> [TASK BRIEF] Extract each line of the material that follows exactly and omit its pictures.

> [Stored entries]
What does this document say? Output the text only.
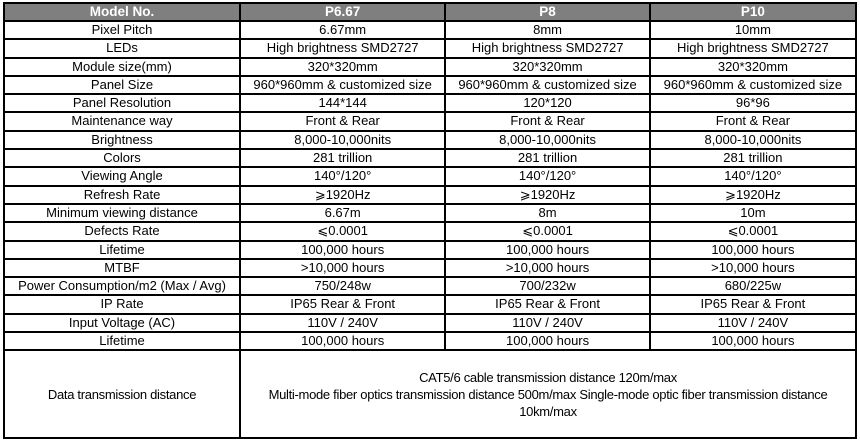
Model No.	P6.67	P8	P10
Pixel Pitch	6.67mm	8mm	10mm
LEDs	High brightness SMD2727	High brightness SMD2727	High brightness SMD2727
Module size(mm)	320*320mm	320*320mm	320*320mm
Panel Size	960*960mm & customized size	960*960mm & customized size	960*960mm & customized size
Panel Resolution	144*144	120*120	96*96
Maintenance way	Front & Rear	Front & Rear	Front & Rear
Brightness	8,000-10,000nits	8,000-10,000nits	8,000-10,000nits
Colors	281 trillion	281 trillion	281 trillion
Viewing Angle	140°/120°	140°/120°	140°/120°
Refresh Rate	⩾1920Hz	⩾1920Hz	⩾1920Hz
Minimum viewing distance	6.67m	8m	10m
Defects Rate	⩽0.0001	⩽0.0001	⩽0.0001
Lifetime	100,000 hours	100,000 hours	100,000 hours
MTBF	>10,000 hours	>10,000 hours	>10,000 hours
Power Consumption/m2 (Max / Avg)	750/248w	700/232w	680/225w
IP Rate	IP65 Rear & Front	IP65 Rear & Front	IP65 Rear & Front
Input Voltage (AC)	110V / 240V	110V / 240V	110V / 240V
Lifetime	100,000 hours	100,000 hours	100,000 hours
Data transmission distance	CAT5/6 cable transmission distance 120m/max
Multi-mode fiber optics transmission distance 500m/max Single-mode optic fiber transmission distance 10km/max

> [EXERCISE SOLUTION]
What does this document say? Output the text only.
Model No.	P6.67	P8	P10
Pixel Pitch	6.67mm	8mm	10mm
LEDs	High brightness SMD2727	High brightness SMD2727	High brightness SMD2727
Module size(mm)	320*320mm	320*320mm	320*320mm
Panel Size	960*960mm & customized size	960*960mm & customized size	960*960mm & customized size
Panel Resolution	144*144	120*120	96*96
Maintenance way	Front & Rear	Front & Rear	Front & Rear
Brightness	8,000-10,000nits	8,000-10,000nits	8,000-10,000nits
Colors	281 trillion	281 trillion	281 trillion
Viewing Angle	140°/120°	140°/120°	140°/120°
Refresh Rate	⩾1920Hz	⩾1920Hz	⩾1920Hz
Minimum viewing distance	6.67m	8m	10m
Defects Rate	⩽0.0001	⩽0.0001	⩽0.0001
Lifetime	100,000 hours	100,000 hours	100,000 hours
MTBF	>10,000 hours	>10,000 hours	>10,000 hours
Power Consumption/m2 (Max / Avg)	750/248w	700/232w	680/225w
IP Rate	IP65 Rear & Front	IP65 Rear & Front	IP65 Rear & Front
Input Voltage (AC)	110V / 240V	110V / 240V	110V / 240V
Lifetime	100,000 hours	100,000 hours	100,000 hours
Data transmission distance	CAT5/6 cable transmission distance 120m/max
Multi-mode fiber optics transmission distance 500m/max Single-mode optic fiber transmission distance 10km/max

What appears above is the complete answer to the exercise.